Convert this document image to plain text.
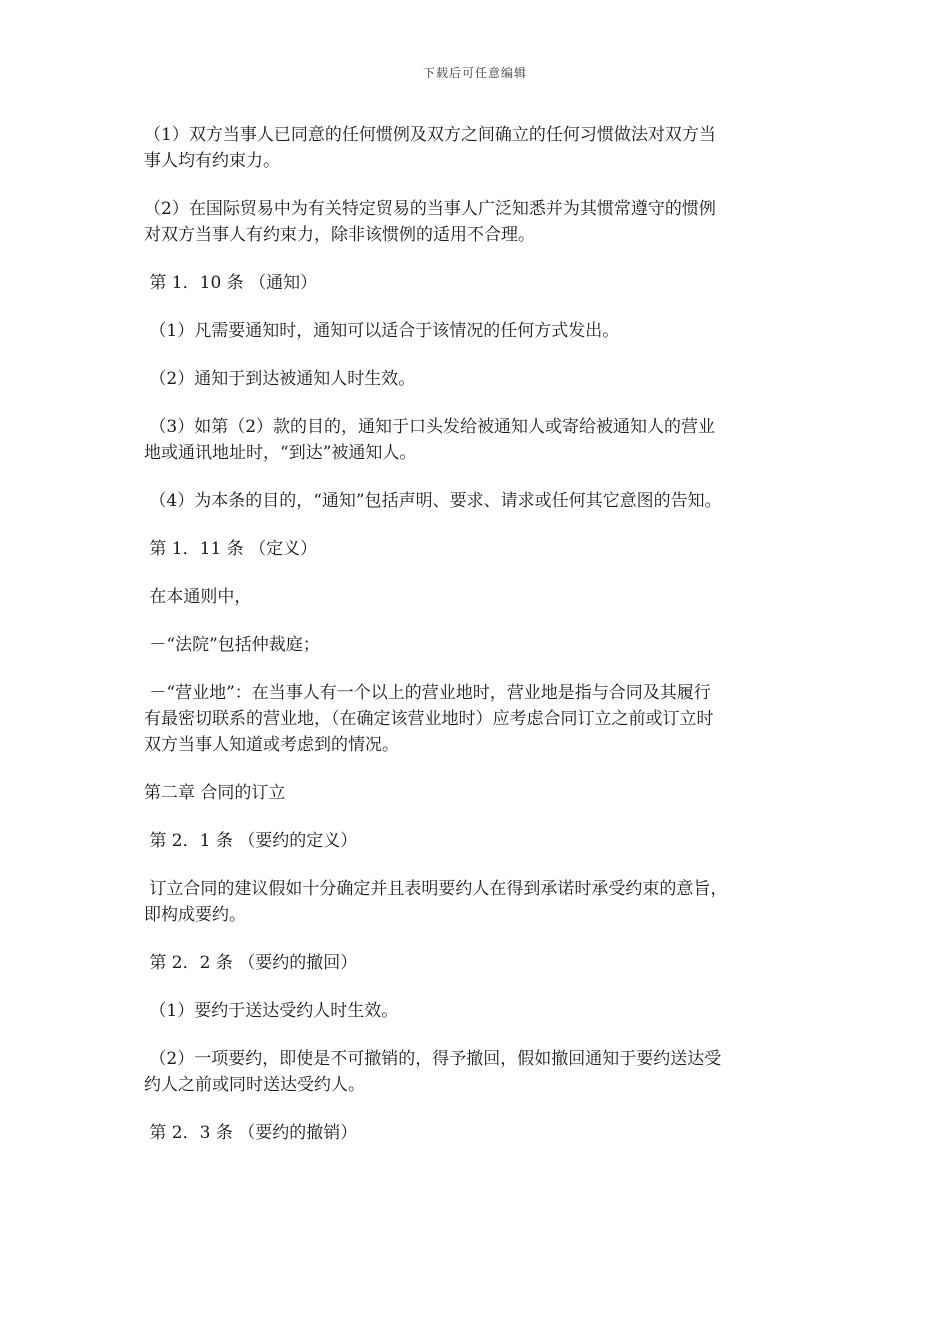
下载后可任意编辑
（1）双方当事人已同意的任何惯例及双方之间确立的任何习惯做法对双方当
事人均有约束力。
（2）在国际贸易中为有关特定贸易的当事人广泛知悉并为其惯常遵守的惯例
对双方当事人有约束力，除非该惯例的适用不合理。
第 1．10 条 （通知）
（1）凡需要通知时，通知可以适合于该情况的任何方式发出。
（2）通知于到达被通知人时生效。
（3）如第（2）款的目的，通知于口头发给被通知人或寄给被通知人的营业
地或通讯地址时，“到达”被通知人。
（4）为本条的目的，“通知”包括声明、要求、请求或任何其它意图的告知。
第 1．11 条 （定义）
在本通则中，
－“法院”包括仲裁庭；
－“营业地”：在当事人有一个以上的营业地时，营业地是指与合同及其履行
有最密切联系的营业地，（在确定该营业地时）应考虑合同订立之前或订立时
双方当事人知道或考虑到的情况。
第二章 合同的订立
第 2．1 条 （要约的定义）
订立合同的建议假如十分确定并且表明要约人在得到承诺时承受约束的意旨，
即构成要约。
第 2．2 条 （要约的撤回）
（1）要约于送达受约人时生效。
（2）一项要约，即使是不可撤销的，得予撤回，假如撤回通知于要约送达受
约人之前或同时送达受约人。
第 2．3 条 （要约的撤销）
● ● ● ● ● ● ●
→ **WORK REQUIRED**
From the listing, extract all text exactly as given and drop any picture.

→ **SOLUTION TO THIS EXERCISE**
Convert this document image to plain text.
下载后可任意编辑
（1）双方当事人已同意的任何惯例及双方之间确立的任何习惯做法对双方当
事人均有约束力。
（2）在国际贸易中为有关特定贸易的当事人广泛知悉并为其惯常遵守的惯例
对双方当事人有约束力，除非该惯例的适用不合理。
第 1．10 条 （通知）
（1）凡需要通知时，通知可以适合于该情况的任何方式发出。
（2）通知于到达被通知人时生效。
（3）如第（2）款的目的，通知于口头发给被通知人或寄给被通知人的营业
地或通讯地址时，“到达”被通知人。
（4）为本条的目的，“通知”包括声明、要求、请求或任何其它意图的告知。
第 1．11 条 （定义）
在本通则中，
－“法院”包括仲裁庭；
－“营业地”：在当事人有一个以上的营业地时，营业地是指与合同及其履行
有最密切联系的营业地，（在确定该营业地时）应考虑合同订立之前或订立时
双方当事人知道或考虑到的情况。
第二章 合同的订立
第 2．1 条 （要约的定义）
订立合同的建议假如十分确定并且表明要约人在得到承诺时承受约束的意旨，
即构成要约。
第 2．2 条 （要约的撤回）
（1）要约于送达受约人时生效。
（2）一项要约，即使是不可撤销的，得予撤回，假如撤回通知于要约送达受
约人之前或同时送达受约人。
第 2．3 条 （要约的撤销）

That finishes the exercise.